■ THE REQUEST
Find the string "this" in the listing and report every line that has it.

■ MATERIAL
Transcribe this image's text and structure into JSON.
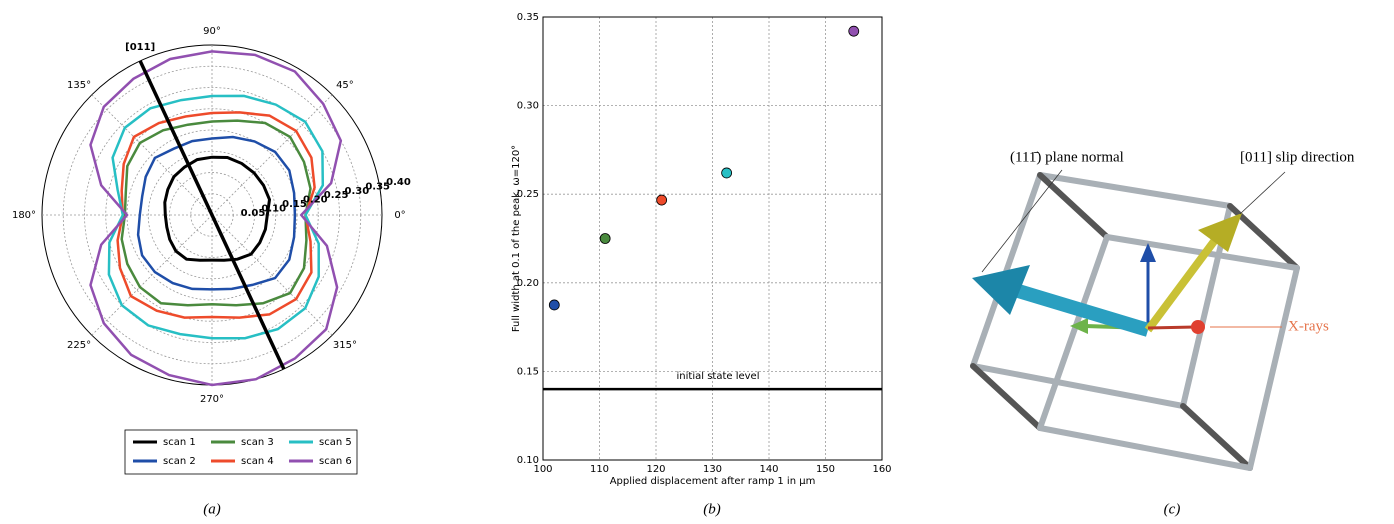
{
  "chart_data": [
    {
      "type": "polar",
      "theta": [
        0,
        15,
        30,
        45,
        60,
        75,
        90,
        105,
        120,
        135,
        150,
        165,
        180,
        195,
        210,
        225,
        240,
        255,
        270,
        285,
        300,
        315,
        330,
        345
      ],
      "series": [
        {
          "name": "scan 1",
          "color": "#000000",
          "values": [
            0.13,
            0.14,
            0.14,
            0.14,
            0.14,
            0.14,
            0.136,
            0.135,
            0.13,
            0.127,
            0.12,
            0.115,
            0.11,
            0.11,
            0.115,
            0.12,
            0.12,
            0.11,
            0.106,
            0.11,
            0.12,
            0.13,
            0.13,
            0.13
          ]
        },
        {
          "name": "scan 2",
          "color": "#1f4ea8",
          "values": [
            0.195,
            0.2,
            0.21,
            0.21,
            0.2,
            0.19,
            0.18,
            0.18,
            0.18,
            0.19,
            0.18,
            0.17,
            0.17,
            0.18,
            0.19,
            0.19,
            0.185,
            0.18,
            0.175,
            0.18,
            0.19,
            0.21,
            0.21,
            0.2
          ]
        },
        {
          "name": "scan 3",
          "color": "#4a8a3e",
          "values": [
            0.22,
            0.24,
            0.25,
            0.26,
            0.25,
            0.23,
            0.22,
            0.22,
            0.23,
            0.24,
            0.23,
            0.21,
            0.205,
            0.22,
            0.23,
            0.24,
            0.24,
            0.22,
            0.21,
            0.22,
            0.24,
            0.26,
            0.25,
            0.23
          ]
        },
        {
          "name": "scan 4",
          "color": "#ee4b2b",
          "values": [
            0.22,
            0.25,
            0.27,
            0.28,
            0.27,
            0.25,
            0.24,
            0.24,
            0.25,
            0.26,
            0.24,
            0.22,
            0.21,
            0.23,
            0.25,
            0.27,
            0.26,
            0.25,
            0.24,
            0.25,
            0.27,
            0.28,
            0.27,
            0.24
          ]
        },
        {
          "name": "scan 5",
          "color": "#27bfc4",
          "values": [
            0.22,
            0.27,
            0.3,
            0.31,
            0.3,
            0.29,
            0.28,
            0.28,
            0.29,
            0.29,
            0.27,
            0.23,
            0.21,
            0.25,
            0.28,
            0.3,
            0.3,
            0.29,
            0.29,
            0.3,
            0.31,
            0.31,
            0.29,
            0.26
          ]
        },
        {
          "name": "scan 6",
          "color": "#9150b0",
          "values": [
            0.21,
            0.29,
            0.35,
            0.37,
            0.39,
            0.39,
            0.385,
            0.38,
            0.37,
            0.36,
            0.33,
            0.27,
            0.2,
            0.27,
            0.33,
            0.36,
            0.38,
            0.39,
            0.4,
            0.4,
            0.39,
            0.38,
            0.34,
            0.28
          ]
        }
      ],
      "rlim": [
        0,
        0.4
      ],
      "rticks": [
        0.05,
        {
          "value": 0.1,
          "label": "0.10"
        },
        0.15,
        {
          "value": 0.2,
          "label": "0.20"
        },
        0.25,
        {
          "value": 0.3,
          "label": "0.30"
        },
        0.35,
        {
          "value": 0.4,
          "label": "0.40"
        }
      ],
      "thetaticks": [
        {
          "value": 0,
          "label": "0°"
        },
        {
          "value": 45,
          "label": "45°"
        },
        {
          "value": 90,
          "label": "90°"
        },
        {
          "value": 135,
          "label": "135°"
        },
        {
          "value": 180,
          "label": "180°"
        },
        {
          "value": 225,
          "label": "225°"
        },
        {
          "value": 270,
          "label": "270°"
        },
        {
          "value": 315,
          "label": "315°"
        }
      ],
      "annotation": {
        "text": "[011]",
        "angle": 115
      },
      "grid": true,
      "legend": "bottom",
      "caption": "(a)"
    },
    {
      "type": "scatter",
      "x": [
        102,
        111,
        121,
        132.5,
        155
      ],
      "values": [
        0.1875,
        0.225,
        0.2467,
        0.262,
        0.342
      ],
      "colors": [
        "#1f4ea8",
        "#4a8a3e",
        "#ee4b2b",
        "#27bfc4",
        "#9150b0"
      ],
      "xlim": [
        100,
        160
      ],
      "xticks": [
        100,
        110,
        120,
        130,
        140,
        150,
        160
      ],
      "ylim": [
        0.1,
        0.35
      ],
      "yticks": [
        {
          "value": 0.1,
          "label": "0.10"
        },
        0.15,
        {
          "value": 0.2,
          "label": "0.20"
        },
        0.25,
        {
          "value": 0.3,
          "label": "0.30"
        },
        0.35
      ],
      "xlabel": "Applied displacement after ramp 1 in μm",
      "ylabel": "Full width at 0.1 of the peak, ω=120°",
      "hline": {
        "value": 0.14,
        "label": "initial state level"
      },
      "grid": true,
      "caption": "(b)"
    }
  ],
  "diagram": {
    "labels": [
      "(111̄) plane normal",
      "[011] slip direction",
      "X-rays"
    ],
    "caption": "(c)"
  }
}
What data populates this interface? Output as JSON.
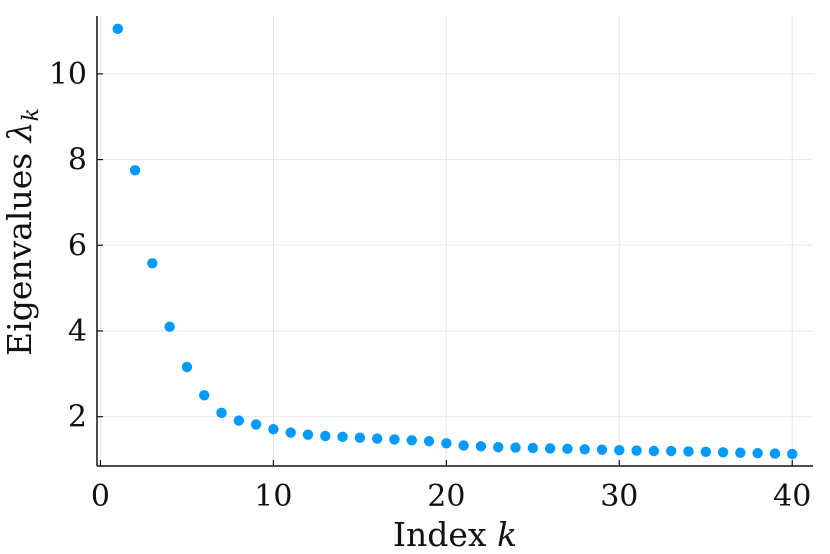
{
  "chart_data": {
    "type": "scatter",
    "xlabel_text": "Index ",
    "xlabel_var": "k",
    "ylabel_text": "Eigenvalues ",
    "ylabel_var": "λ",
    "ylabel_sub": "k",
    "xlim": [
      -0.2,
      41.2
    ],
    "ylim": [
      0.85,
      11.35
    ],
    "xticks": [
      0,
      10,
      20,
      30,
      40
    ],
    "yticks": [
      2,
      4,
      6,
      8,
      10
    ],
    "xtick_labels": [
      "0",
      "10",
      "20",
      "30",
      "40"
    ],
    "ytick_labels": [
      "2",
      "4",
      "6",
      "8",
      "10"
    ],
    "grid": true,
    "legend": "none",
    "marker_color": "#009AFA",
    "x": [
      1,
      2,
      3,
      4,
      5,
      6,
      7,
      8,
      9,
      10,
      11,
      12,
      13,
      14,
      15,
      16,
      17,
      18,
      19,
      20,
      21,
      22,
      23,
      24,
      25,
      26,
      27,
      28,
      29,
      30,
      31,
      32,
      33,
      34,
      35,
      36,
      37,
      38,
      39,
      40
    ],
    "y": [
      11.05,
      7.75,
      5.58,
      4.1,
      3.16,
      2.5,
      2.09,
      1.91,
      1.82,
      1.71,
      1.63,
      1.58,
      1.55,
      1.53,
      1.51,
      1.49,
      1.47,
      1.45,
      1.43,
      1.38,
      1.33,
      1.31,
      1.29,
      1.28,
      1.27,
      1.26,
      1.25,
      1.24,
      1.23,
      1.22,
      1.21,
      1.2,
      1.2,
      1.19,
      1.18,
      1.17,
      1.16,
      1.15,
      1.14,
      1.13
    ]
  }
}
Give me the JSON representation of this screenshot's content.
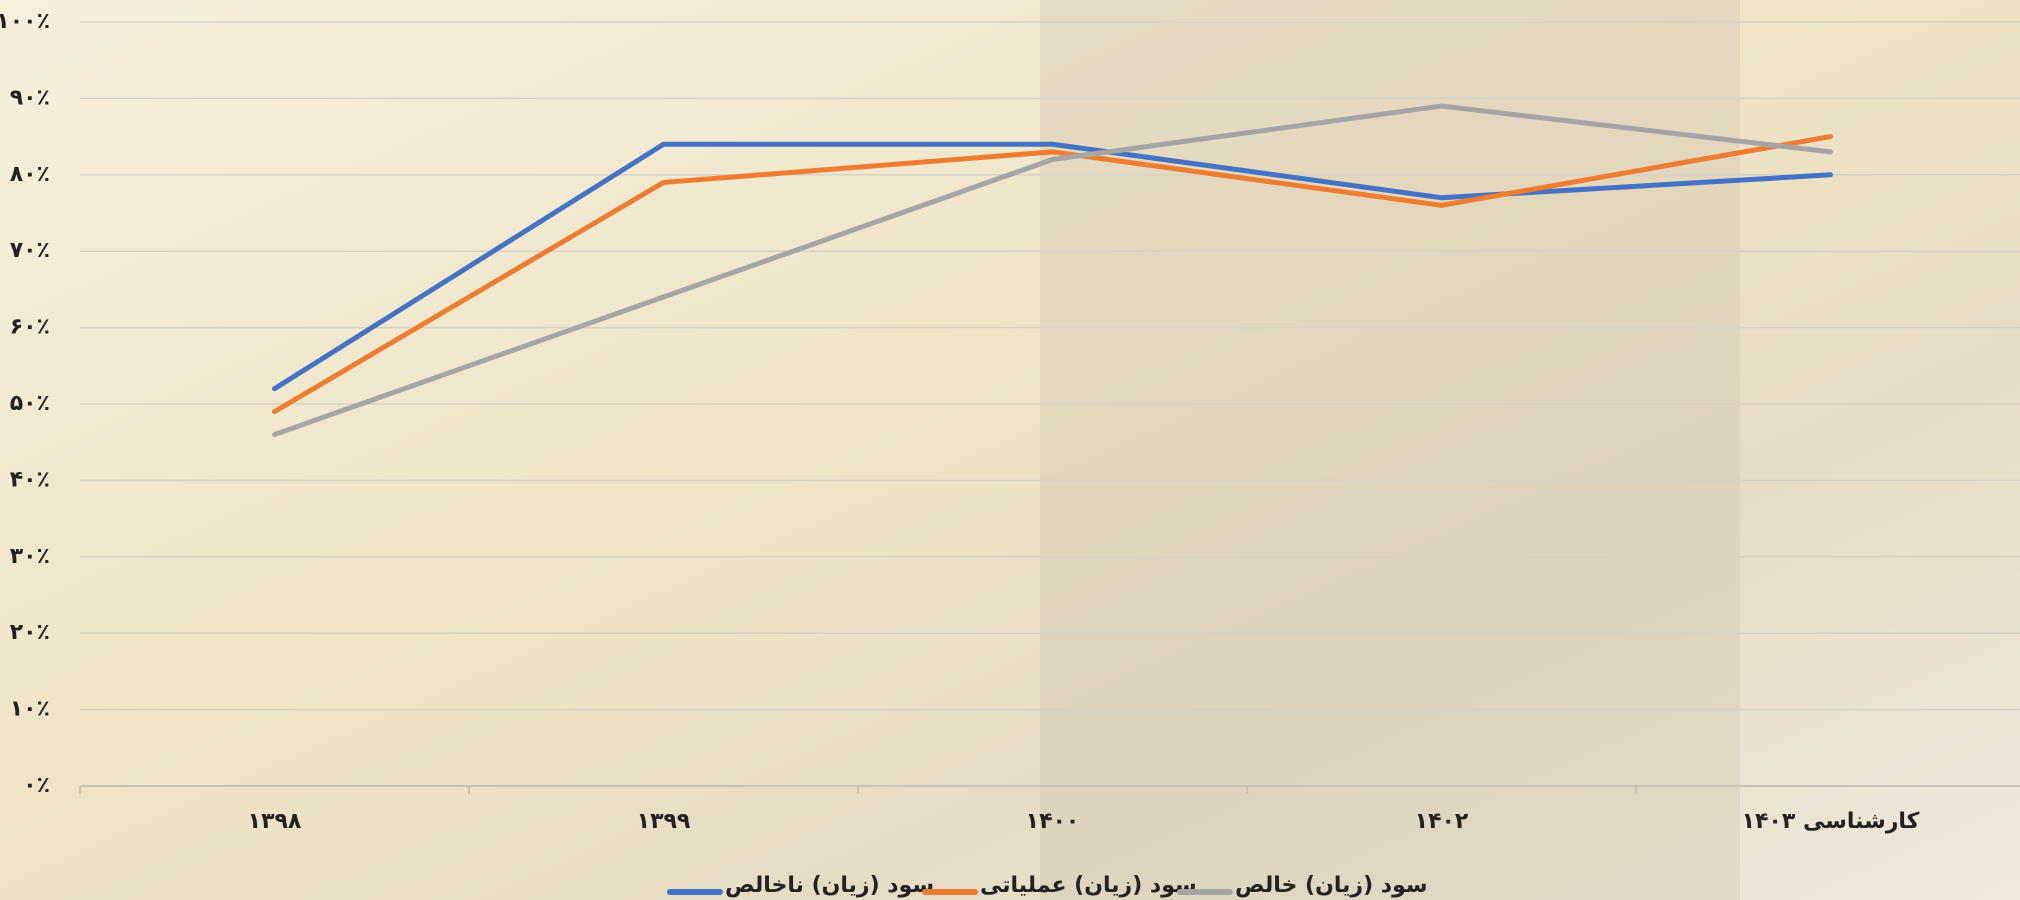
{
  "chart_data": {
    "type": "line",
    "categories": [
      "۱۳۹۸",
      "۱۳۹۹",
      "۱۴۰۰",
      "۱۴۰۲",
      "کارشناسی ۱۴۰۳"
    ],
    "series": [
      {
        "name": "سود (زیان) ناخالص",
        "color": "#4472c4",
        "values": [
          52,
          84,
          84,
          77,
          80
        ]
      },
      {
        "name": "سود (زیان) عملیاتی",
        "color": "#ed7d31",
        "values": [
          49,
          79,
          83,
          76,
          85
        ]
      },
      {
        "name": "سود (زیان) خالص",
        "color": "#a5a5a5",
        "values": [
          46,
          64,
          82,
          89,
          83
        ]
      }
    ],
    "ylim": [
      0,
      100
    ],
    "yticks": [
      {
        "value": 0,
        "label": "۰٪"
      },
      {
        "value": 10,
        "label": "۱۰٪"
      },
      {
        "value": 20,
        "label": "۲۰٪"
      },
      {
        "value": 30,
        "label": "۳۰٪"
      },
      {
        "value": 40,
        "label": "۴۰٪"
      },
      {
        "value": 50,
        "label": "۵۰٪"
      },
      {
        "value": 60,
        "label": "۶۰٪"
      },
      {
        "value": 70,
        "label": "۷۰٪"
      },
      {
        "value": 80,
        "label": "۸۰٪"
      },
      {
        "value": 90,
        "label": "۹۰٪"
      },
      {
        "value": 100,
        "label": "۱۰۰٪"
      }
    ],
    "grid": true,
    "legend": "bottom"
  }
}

■ EXERCISE RESULT
Transcribe this image's text and structure into JSON.
What data populates this interface? Output as JSON.
Give me the JSON representation of this screenshot's content.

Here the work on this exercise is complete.